THE EXERCISE ▸
Give, as a bare number, the count of lines that contain the word "плановых".

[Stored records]

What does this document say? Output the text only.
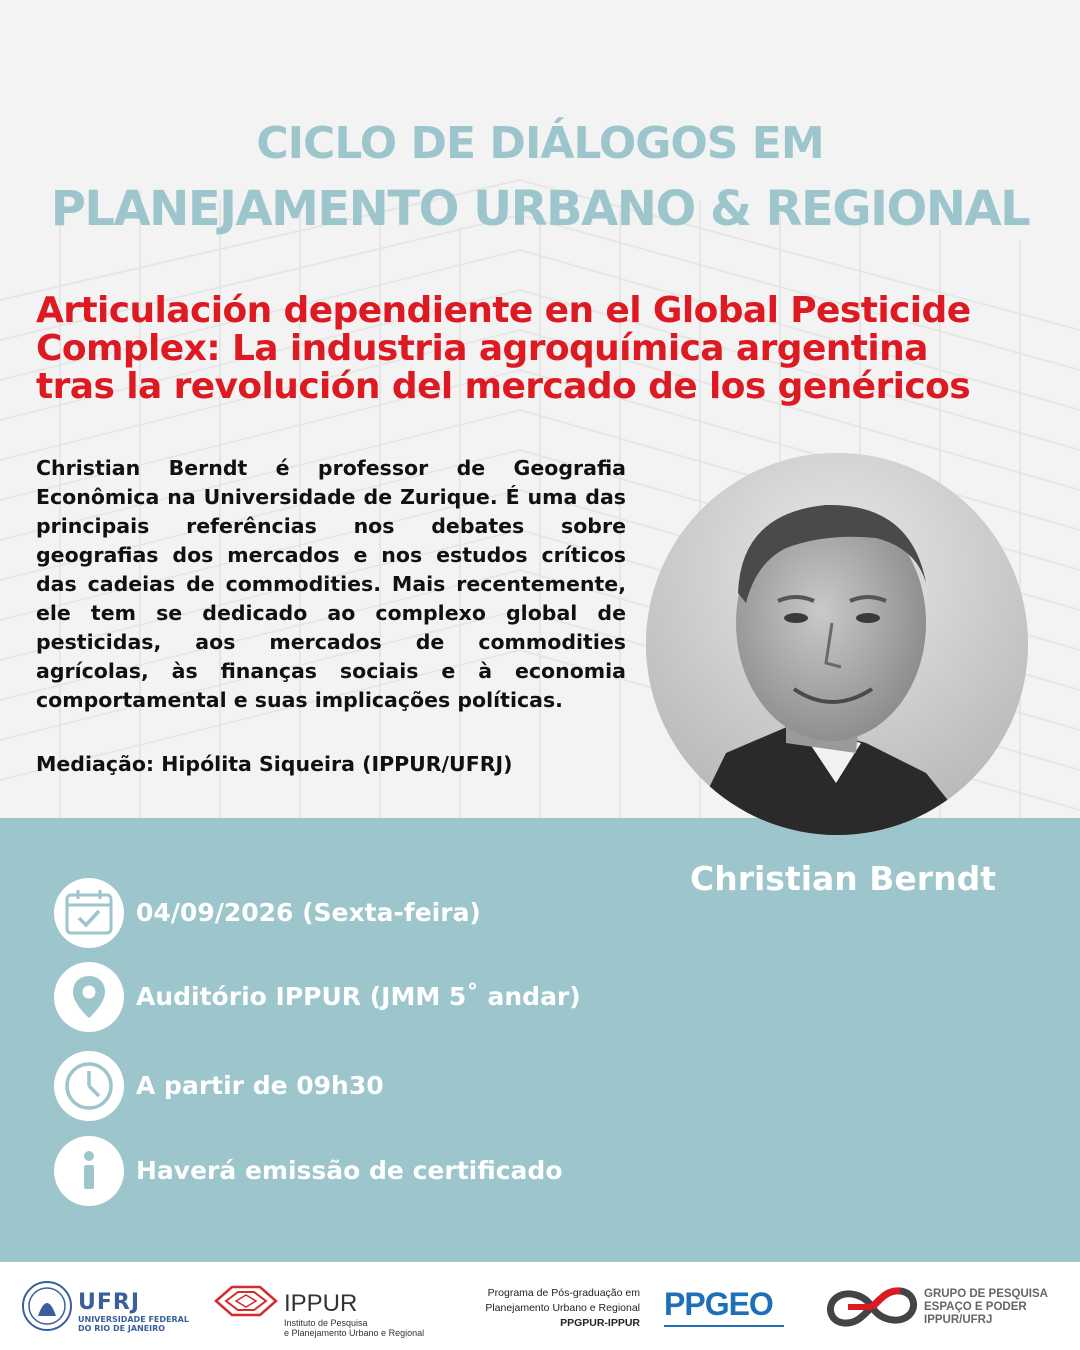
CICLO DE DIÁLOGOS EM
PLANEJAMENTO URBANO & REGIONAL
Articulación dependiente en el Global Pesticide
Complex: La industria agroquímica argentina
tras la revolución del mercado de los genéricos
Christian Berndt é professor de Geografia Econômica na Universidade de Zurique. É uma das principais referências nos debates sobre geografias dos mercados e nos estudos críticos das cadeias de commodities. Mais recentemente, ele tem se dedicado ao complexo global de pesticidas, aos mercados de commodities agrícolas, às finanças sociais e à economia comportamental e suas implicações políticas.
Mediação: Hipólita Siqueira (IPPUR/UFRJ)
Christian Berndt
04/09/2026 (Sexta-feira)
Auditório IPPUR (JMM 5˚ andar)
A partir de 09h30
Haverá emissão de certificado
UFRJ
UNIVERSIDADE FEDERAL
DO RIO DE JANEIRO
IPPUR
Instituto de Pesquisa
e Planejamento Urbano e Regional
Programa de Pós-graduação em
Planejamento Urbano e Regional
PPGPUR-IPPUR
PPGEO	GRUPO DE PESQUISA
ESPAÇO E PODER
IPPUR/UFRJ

...

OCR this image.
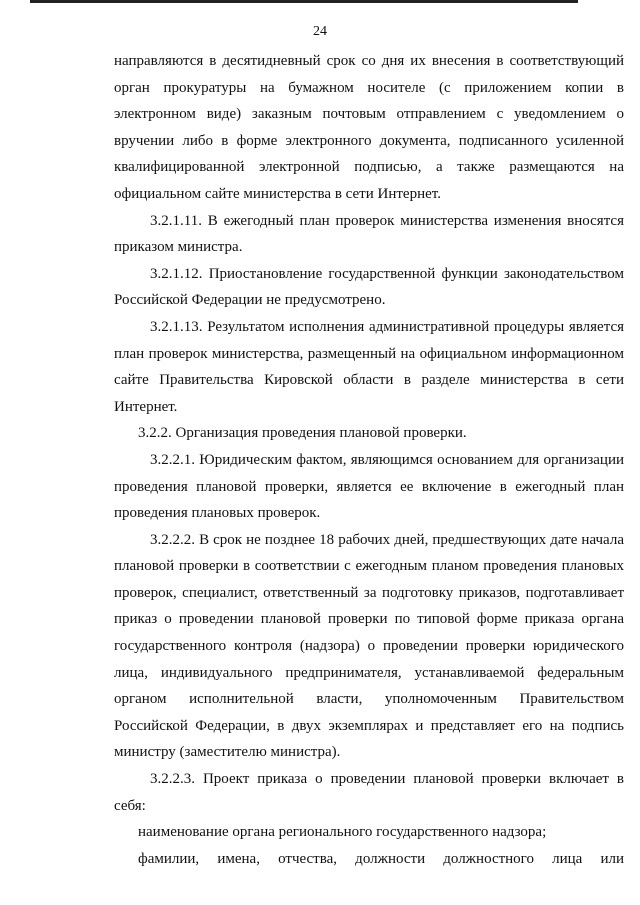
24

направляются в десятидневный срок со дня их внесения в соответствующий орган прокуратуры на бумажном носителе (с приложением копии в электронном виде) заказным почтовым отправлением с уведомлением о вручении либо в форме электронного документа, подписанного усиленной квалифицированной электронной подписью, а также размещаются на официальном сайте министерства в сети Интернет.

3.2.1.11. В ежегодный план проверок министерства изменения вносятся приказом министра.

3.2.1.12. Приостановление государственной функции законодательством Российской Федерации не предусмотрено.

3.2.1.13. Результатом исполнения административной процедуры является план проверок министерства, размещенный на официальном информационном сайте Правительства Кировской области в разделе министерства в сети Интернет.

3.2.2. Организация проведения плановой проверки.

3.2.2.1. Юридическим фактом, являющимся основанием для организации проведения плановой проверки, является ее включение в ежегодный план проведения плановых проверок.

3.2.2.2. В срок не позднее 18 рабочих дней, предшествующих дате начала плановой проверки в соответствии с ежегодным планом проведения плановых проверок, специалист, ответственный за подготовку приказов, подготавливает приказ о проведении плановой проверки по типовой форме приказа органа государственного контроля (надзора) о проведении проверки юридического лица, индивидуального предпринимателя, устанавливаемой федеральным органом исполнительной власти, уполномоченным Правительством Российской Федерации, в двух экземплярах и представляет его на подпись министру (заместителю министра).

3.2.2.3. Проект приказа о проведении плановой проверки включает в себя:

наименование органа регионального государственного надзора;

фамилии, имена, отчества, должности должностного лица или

RESULT OF THIS EXERCISE ▸
2